(Source records)
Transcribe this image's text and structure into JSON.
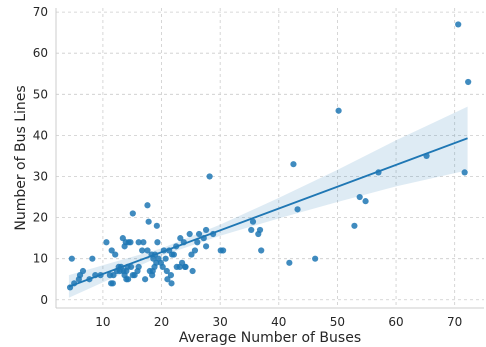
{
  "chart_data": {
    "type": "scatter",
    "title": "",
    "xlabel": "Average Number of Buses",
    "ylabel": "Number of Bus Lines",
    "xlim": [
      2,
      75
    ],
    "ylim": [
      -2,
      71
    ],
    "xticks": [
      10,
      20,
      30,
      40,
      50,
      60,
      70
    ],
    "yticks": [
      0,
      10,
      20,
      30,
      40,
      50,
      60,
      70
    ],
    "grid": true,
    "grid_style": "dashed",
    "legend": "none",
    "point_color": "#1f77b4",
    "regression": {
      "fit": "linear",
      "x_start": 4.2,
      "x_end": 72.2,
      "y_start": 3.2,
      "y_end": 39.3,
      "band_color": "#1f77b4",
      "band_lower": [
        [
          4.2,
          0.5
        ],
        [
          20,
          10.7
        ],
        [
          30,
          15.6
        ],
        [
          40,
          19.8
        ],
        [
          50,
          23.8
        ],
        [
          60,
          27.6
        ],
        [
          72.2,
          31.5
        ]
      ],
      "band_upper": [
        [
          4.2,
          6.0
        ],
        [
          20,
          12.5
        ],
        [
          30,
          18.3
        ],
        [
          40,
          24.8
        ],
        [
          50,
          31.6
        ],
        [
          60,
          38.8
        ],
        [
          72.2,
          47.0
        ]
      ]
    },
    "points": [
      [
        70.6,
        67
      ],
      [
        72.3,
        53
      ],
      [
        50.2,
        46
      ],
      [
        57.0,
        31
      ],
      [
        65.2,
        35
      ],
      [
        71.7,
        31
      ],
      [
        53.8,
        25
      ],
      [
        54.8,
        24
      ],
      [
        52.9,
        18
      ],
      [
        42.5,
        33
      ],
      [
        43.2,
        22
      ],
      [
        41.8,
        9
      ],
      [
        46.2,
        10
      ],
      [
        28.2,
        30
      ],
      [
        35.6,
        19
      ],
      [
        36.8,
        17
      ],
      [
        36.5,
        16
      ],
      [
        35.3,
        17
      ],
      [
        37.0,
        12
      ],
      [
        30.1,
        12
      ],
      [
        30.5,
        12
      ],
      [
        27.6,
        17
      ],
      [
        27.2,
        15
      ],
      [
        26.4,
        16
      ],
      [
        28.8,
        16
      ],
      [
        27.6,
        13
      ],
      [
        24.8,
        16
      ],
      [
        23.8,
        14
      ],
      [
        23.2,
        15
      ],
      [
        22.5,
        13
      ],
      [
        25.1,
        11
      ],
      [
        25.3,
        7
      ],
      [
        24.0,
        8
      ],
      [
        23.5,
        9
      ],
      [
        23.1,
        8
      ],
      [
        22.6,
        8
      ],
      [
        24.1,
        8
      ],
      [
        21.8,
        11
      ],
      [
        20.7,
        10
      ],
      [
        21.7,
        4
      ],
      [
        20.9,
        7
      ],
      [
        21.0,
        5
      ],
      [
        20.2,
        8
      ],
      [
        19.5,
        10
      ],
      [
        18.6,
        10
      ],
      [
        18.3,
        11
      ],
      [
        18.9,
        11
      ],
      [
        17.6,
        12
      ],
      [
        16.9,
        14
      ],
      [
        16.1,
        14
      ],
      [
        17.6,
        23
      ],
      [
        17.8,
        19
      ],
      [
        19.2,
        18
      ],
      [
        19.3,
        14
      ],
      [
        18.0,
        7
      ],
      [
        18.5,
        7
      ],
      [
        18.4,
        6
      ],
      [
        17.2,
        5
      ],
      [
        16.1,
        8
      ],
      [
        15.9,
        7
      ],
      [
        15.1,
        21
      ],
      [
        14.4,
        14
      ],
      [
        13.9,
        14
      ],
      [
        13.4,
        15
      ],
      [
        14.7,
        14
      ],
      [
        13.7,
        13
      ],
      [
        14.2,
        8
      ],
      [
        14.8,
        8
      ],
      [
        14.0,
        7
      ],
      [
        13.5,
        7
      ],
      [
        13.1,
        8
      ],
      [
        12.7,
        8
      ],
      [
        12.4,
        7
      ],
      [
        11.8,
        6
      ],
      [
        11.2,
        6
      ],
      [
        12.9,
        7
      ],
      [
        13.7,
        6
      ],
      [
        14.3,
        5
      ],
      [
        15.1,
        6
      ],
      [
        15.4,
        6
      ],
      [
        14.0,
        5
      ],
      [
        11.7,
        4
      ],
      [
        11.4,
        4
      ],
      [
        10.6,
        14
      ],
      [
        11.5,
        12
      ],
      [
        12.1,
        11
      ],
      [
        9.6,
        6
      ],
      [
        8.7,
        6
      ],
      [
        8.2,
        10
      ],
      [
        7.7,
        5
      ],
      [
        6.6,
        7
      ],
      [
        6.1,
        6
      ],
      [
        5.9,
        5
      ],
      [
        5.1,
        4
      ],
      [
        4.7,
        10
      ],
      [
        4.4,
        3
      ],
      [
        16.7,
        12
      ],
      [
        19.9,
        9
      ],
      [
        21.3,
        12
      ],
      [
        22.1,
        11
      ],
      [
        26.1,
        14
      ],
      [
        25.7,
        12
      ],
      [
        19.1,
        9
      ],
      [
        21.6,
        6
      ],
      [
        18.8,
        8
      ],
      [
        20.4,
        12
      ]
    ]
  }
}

**TASK INSTRUCTIONS**
Copy every line above that includes the string "Number".

**RESULT OF THIS TASK**
    "xlabel": "Average Number of Buses",
    "ylabel": "Number of Bus Lines",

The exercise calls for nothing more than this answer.